**Short task:**
Copy all lines that contain the word "wurde".

**Records for the exercise:**

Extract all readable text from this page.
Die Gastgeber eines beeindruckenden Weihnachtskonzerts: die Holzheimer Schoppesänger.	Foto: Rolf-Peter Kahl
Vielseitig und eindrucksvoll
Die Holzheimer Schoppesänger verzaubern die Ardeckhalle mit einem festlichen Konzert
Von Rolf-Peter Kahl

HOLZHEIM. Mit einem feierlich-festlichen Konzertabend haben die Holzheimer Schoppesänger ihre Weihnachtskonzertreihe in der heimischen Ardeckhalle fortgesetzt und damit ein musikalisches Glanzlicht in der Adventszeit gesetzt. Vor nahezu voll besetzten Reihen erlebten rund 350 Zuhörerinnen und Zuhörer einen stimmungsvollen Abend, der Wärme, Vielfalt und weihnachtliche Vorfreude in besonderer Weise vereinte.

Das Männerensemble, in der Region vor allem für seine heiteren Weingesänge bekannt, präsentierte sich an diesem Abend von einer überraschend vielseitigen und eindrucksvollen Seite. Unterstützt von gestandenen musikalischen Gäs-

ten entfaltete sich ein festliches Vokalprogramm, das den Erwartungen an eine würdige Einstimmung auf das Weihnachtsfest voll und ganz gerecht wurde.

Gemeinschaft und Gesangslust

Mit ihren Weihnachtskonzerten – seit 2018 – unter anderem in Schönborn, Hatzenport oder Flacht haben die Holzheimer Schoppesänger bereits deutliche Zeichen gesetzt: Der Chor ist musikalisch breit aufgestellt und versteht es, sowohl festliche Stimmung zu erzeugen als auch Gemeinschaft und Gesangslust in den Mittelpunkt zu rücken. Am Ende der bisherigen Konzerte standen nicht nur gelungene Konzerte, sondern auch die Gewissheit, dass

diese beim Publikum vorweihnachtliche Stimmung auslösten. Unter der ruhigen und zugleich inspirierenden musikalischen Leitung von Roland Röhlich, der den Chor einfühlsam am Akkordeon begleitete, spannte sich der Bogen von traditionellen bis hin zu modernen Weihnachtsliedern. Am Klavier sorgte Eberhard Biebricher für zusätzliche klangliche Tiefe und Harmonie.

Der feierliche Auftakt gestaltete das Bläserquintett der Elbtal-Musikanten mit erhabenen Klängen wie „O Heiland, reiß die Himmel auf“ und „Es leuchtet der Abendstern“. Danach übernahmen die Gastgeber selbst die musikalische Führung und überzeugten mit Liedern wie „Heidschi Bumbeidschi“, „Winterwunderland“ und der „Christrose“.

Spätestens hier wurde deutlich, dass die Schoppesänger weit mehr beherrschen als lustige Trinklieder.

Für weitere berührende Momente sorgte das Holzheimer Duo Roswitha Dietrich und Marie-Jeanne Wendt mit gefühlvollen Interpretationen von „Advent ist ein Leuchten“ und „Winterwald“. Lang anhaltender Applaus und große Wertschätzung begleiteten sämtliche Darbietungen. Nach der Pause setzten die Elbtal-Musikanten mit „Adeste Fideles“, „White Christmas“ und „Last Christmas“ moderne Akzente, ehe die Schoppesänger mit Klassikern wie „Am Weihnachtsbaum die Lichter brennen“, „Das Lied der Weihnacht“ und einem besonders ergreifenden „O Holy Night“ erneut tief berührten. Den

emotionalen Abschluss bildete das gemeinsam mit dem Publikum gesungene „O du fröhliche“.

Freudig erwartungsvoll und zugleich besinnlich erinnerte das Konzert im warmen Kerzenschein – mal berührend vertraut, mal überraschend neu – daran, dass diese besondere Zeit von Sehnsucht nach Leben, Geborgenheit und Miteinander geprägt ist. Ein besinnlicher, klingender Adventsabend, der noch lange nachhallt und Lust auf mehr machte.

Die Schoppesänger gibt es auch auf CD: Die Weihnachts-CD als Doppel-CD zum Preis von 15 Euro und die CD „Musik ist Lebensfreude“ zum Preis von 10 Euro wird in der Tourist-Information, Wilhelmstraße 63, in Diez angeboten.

**Worked solution:**
ten entfaltete sich ein festliches Vokalprogramm, das den Erwartungen an eine würdige Einstimmung auf das Weihnachtsfest voll und ganz gerecht wurde.
Spätestens hier wurde deutlich, dass die Schoppesänger weit mehr beherrschen als lustige Trinklieder.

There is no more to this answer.